#### DIRECTIONS FOR THIS TASK:
Locate the word "between" in the data below, then copy every line that holds it.

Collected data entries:

■ ■ ■

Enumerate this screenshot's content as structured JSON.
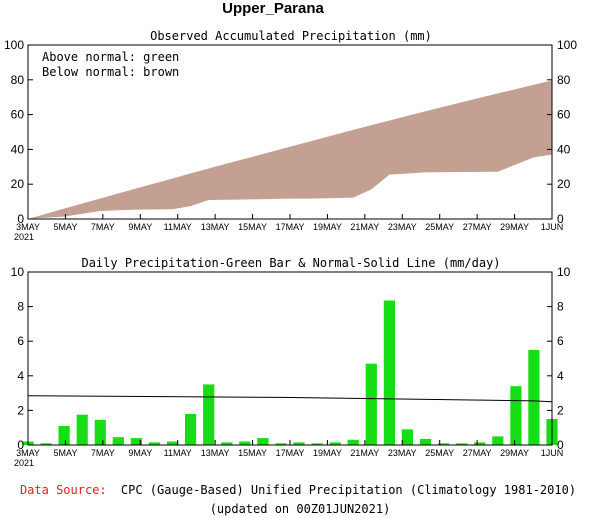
{
  "page_title": "Upper_Parana",
  "footer": {
    "source_label": "Data Source:",
    "source_text": "CPC (Gauge-Based) Unified Precipitation (Climatology 1981-2010)",
    "updated": "(updated on 00Z01JUN2021)"
  },
  "colors": {
    "accumulated_fill": "#c4a092",
    "daily_bar": "#16dd16",
    "normal_line": "#000000",
    "source_label": "#dd2222"
  },
  "x_labels": {
    "year": "2021",
    "dates": [
      "3MAY",
      "5MAY",
      "7MAY",
      "9MAY",
      "11MAY",
      "13MAY",
      "15MAY",
      "17MAY",
      "19MAY",
      "21MAY",
      "23MAY",
      "25MAY",
      "27MAY",
      "29MAY",
      "1JUN"
    ]
  },
  "chart_data": [
    {
      "type": "area",
      "title": "Observed Accumulated Precipitation (mm)",
      "legend_lines": [
        "Above normal: green",
        "Below normal: brown"
      ],
      "legend_placement": "top-left",
      "xlim": [
        "2021-05-03",
        "2021-06-01"
      ],
      "ylim": [
        0,
        100
      ],
      "yticks": [
        0,
        20,
        40,
        60,
        80,
        100
      ],
      "x": [
        "2021-05-03",
        "2021-05-05",
        "2021-05-07",
        "2021-05-09",
        "2021-05-11",
        "2021-05-12",
        "2021-05-13",
        "2021-05-15",
        "2021-05-17",
        "2021-05-19",
        "2021-05-21",
        "2021-05-22",
        "2021-05-23",
        "2021-05-25",
        "2021-05-27",
        "2021-05-29",
        "2021-05-31",
        "2021-06-01"
      ],
      "series": [
        {
          "name": "Observed",
          "values": [
            0.2,
            1.4,
            4.6,
            5.4,
            5.6,
            7.4,
            10.9,
            11.2,
            11.6,
            11.8,
            12.3,
            17.0,
            25.5,
            26.8,
            27.0,
            27.2,
            35.5,
            37.0
          ]
        },
        {
          "name": "Normal",
          "values": [
            0.0,
            6.0,
            11.8,
            17.6,
            23.3,
            26.2,
            29.0,
            34.6,
            40.2,
            45.7,
            51.2,
            53.9,
            56.6,
            61.9,
            67.1,
            72.2,
            77.2,
            79.6
          ]
        }
      ]
    },
    {
      "type": "bar",
      "title": "Daily Precipitation-Green Bar & Normal-Solid Line (mm/day)",
      "xlim": [
        "2021-05-03",
        "2021-06-01"
      ],
      "ylim": [
        0,
        10
      ],
      "yticks": [
        0,
        2,
        4,
        6,
        8,
        10
      ],
      "x": [
        "2021-05-03",
        "2021-05-04",
        "2021-05-05",
        "2021-05-06",
        "2021-05-07",
        "2021-05-08",
        "2021-05-09",
        "2021-05-10",
        "2021-05-11",
        "2021-05-12",
        "2021-05-13",
        "2021-05-14",
        "2021-05-15",
        "2021-05-16",
        "2021-05-17",
        "2021-05-18",
        "2021-05-19",
        "2021-05-20",
        "2021-05-21",
        "2021-05-22",
        "2021-05-23",
        "2021-05-24",
        "2021-05-25",
        "2021-05-26",
        "2021-05-27",
        "2021-05-28",
        "2021-05-29",
        "2021-05-30",
        "2021-05-31",
        "2021-06-01"
      ],
      "series": [
        {
          "name": "Daily Precipitation",
          "values": [
            0.2,
            0.1,
            1.1,
            1.75,
            1.45,
            0.45,
            0.4,
            0.15,
            0.2,
            1.8,
            3.5,
            0.15,
            0.2,
            0.4,
            0.1,
            0.15,
            0.1,
            0.15,
            0.3,
            4.7,
            8.35,
            0.9,
            0.35,
            0.1,
            0.1,
            0.15,
            0.5,
            3.4,
            5.5,
            1.5
          ]
        },
        {
          "name": "Normal",
          "x": [
            "2021-05-03",
            "2021-05-17",
            "2021-05-31",
            "2021-06-01"
          ],
          "values": [
            2.85,
            2.75,
            2.55,
            2.5
          ]
        }
      ]
    }
  ]
}
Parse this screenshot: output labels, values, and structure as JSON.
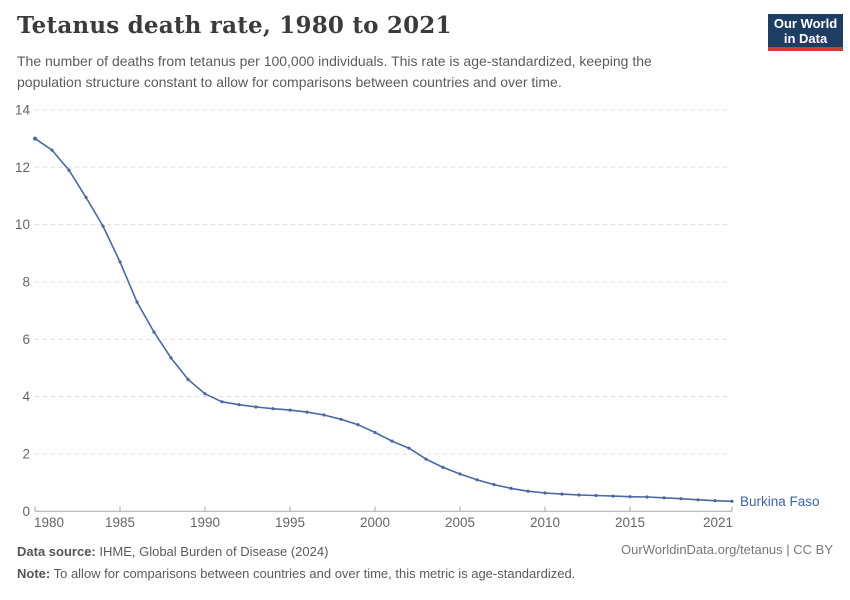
{
  "header": {
    "title": "Tetanus death rate, 1980 to 2021",
    "subtitle": "The number of deaths from tetanus per 100,000 individuals. This rate is age-standardized, keeping the population structure constant to allow for comparisons between countries and over time."
  },
  "logo": {
    "line1": "Our World",
    "line2": "in Data",
    "bg_color": "#1d3d63",
    "stripe_color": "#d13b33"
  },
  "chart_data": {
    "type": "line",
    "title": "Tetanus death rate, 1980 to 2021",
    "xlabel": "",
    "ylabel": "",
    "ylim": [
      0,
      14
    ],
    "yticks": [
      0,
      2,
      4,
      6,
      8,
      10,
      12,
      14
    ],
    "xticks": [
      1980,
      1985,
      1990,
      1995,
      2000,
      2005,
      2010,
      2015,
      2021
    ],
    "grid": "horizontal-dashed",
    "legend_position": "end-of-line-label",
    "line_color": "#4a68a5",
    "label_color": "#3d64a8",
    "gridline_color": "#dcdcdc",
    "axis_color": "#a8a8a8",
    "series": [
      {
        "name": "Burkina Faso",
        "x": [
          1980,
          1981,
          1982,
          1983,
          1984,
          1985,
          1986,
          1987,
          1988,
          1989,
          1990,
          1991,
          1992,
          1993,
          1994,
          1995,
          1996,
          1997,
          1998,
          1999,
          2000,
          2001,
          2002,
          2003,
          2004,
          2005,
          2006,
          2007,
          2008,
          2009,
          2010,
          2011,
          2012,
          2013,
          2014,
          2015,
          2016,
          2017,
          2018,
          2019,
          2020,
          2021
        ],
        "values": [
          13.0,
          12.6,
          11.9,
          10.95,
          9.95,
          8.7,
          7.3,
          6.25,
          5.35,
          4.6,
          4.1,
          3.82,
          3.72,
          3.64,
          3.58,
          3.53,
          3.46,
          3.36,
          3.21,
          3.02,
          2.75,
          2.45,
          2.2,
          1.82,
          1.53,
          1.3,
          1.1,
          0.93,
          0.8,
          0.7,
          0.64,
          0.6,
          0.57,
          0.55,
          0.53,
          0.51,
          0.5,
          0.47,
          0.44,
          0.4,
          0.37,
          0.35
        ]
      }
    ]
  },
  "footer": {
    "source_label": "Data source:",
    "source_text": " IHME, Global Burden of Disease (2024)",
    "note_label": "Note:",
    "note_text": " To allow for comparisons between countries and over time, this metric is age-standardized.",
    "attribution": "OurWorldinData.org/tetanus | CC BY"
  }
}
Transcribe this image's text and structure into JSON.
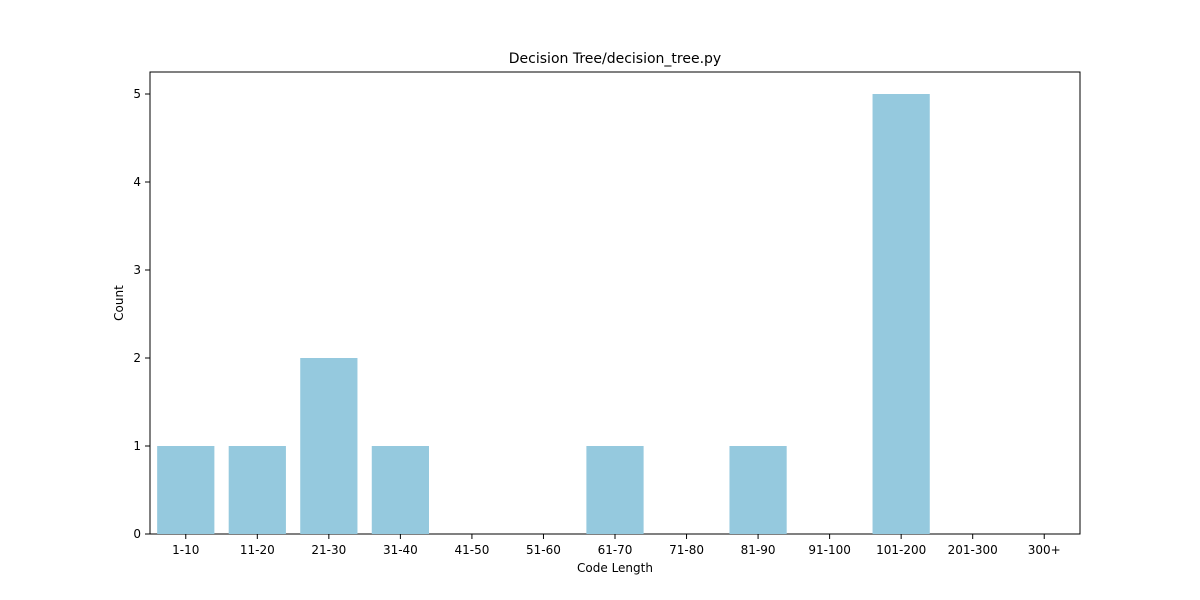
{
  "chart_data": {
    "type": "bar",
    "title": "Decision Tree/decision_tree.py",
    "xlabel": "Code Length",
    "ylabel": "Count",
    "categories": [
      "1-10",
      "11-20",
      "21-30",
      "31-40",
      "41-50",
      "51-60",
      "61-70",
      "71-80",
      "81-90",
      "91-100",
      "101-200",
      "201-300",
      "300+"
    ],
    "values": [
      1,
      1,
      2,
      1,
      0,
      0,
      1,
      0,
      1,
      0,
      5,
      0,
      0
    ],
    "ylim": [
      0,
      5.25
    ],
    "yticks": [
      0,
      1,
      2,
      3,
      4,
      5
    ],
    "grid": false,
    "legend": "none",
    "bar_color": "#95c9de"
  }
}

■ ■ ■

#### ANSWER TO THIS TASK:
    "subtitle": "The number of deaths from tetanus per 100,000 individuals. This rate is age-standardized, keeping the population structure constant to allow for comparisons between countries and over time."
    "note_text": " To allow for comparisons between countries and over time, this metric is age-standardized.",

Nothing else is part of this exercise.